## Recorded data
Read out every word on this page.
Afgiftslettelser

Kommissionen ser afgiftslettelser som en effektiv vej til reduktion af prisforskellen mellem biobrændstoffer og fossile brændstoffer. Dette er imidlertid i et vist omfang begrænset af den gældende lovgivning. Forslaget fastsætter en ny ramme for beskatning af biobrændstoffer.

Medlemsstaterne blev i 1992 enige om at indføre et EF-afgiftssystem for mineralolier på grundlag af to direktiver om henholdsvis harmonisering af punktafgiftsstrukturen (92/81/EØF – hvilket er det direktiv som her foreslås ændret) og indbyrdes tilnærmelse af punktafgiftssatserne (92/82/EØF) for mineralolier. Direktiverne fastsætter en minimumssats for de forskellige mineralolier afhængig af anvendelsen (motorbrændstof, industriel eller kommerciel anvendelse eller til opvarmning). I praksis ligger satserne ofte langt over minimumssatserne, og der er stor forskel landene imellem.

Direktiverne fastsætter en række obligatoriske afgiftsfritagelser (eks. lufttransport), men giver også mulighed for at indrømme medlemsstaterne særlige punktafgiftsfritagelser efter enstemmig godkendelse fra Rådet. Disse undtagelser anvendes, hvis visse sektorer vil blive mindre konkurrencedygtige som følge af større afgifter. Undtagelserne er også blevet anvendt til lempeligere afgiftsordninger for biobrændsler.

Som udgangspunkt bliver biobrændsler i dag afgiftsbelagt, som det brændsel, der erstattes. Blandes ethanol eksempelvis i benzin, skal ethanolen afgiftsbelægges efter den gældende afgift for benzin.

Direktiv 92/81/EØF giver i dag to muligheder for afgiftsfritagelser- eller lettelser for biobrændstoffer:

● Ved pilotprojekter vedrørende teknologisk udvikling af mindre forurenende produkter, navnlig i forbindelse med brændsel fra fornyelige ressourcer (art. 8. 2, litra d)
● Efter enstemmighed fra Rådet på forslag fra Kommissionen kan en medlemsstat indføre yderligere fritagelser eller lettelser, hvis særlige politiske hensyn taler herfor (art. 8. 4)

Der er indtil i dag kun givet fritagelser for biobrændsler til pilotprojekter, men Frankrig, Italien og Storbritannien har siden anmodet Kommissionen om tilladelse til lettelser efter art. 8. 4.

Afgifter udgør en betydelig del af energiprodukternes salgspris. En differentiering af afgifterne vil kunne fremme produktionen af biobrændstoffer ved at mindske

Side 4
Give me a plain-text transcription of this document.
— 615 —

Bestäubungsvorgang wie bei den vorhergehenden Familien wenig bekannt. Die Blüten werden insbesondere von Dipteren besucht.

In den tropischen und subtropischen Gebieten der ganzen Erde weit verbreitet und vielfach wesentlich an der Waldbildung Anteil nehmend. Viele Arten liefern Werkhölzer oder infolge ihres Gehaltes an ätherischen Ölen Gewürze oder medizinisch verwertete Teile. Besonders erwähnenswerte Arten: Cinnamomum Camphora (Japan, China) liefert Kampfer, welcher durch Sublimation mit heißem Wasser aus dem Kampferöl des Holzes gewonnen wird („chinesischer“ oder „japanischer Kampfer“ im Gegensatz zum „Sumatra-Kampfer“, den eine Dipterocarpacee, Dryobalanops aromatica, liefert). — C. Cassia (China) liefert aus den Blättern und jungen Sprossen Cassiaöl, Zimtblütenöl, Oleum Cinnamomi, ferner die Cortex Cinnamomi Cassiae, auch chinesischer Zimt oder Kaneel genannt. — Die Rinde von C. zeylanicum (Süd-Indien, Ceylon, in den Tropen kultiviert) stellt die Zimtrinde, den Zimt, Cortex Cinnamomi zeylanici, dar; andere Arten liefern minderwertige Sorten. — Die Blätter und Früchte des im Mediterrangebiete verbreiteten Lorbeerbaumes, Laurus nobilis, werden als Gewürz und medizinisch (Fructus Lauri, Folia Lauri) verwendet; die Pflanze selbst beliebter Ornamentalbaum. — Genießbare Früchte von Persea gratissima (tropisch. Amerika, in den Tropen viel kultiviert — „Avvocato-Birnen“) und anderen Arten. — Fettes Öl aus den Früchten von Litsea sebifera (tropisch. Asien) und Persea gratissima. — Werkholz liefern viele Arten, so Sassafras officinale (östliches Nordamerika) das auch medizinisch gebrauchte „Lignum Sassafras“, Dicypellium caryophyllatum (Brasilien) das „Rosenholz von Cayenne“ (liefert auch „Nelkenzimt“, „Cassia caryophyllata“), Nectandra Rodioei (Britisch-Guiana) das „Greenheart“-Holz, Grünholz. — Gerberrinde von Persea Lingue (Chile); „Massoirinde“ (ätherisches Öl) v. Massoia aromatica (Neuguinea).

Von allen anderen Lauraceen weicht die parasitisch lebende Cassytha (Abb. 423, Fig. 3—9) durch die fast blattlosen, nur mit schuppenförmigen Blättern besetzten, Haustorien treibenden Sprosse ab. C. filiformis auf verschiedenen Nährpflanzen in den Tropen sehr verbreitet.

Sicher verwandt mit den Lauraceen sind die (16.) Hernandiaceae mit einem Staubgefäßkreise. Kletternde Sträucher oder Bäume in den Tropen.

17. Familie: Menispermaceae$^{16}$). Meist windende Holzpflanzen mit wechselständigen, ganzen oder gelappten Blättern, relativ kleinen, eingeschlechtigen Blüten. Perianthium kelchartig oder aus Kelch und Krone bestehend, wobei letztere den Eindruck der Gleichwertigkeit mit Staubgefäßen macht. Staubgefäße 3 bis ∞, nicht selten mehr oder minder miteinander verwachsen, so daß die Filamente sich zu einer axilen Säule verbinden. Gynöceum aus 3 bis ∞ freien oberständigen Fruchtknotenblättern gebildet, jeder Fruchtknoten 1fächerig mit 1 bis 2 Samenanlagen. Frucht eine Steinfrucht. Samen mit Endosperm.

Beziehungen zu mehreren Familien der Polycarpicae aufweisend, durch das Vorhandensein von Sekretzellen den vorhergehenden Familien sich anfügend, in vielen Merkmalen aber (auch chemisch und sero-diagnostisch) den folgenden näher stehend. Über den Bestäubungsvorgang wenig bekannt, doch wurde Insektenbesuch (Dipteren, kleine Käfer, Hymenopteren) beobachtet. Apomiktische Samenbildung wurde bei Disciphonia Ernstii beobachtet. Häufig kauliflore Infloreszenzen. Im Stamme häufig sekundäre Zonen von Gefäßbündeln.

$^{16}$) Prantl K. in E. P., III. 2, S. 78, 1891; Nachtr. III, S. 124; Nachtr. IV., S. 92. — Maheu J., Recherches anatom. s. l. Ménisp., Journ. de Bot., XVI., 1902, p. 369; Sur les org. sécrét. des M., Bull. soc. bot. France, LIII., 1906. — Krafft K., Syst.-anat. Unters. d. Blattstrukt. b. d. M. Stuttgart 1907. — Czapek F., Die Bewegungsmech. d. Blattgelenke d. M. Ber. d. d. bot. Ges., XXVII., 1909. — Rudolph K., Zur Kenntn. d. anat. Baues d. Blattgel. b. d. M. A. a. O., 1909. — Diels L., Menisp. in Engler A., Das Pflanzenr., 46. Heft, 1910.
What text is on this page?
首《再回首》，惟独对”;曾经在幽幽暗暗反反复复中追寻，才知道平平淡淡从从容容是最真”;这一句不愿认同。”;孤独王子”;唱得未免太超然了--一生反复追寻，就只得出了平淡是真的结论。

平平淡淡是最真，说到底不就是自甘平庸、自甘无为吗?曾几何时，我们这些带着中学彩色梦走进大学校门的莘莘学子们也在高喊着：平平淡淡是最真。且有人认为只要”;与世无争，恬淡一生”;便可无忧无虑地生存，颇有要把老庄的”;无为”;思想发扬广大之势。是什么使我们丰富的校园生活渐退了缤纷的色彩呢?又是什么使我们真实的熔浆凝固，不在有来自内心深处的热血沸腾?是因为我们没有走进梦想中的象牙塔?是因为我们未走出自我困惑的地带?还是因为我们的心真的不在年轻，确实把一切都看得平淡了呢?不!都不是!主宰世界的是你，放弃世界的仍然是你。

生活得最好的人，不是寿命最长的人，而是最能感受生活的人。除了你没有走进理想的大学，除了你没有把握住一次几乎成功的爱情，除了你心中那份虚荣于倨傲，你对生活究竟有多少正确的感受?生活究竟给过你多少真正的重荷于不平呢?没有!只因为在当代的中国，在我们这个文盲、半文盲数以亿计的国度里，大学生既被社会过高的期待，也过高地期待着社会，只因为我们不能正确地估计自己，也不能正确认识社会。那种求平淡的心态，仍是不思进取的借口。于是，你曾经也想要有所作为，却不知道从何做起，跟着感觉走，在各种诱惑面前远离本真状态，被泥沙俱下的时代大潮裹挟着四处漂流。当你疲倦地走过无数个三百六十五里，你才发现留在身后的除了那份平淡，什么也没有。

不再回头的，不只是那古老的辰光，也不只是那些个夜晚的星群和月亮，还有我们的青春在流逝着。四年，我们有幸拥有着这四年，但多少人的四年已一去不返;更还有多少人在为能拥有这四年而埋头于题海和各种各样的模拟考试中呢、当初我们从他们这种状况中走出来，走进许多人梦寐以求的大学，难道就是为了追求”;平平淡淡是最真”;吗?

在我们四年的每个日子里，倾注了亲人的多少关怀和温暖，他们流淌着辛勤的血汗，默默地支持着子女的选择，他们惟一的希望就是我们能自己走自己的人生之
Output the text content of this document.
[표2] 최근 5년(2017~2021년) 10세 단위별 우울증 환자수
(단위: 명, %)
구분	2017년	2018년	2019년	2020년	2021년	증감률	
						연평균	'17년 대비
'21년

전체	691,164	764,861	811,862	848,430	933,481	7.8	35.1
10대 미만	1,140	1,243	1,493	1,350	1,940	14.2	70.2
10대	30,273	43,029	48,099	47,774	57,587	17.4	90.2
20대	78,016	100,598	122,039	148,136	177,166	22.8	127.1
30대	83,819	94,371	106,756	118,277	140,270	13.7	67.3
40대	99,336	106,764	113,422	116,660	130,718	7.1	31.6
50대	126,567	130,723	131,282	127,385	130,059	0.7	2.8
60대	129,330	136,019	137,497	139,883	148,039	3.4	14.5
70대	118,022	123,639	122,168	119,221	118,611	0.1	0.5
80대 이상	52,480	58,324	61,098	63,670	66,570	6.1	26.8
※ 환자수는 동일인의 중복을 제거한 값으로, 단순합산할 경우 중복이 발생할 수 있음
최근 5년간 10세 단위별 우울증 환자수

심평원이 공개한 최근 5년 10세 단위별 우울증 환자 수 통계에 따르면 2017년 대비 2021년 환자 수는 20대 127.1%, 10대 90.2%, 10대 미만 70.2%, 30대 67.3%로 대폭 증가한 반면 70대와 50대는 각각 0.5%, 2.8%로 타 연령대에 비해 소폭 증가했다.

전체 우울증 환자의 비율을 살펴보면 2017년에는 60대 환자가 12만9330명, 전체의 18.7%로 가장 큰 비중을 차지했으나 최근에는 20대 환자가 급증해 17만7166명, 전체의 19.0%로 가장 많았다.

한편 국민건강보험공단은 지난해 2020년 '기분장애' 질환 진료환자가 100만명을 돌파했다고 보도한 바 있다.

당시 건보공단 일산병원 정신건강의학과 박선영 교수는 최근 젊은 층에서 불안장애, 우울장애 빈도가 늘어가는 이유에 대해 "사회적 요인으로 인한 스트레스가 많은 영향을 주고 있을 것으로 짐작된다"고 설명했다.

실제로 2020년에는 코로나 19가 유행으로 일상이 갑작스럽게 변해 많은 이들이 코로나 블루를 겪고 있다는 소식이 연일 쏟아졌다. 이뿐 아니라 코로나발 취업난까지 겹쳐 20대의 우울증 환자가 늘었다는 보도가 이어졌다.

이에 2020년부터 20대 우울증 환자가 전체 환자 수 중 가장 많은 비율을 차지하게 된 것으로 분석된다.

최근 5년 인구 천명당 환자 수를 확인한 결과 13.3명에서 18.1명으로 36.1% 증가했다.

## Task details
Copy and report every line where the word "page" is present.

## Reply to the exercise
Read out every word on this page.
What text is on this page?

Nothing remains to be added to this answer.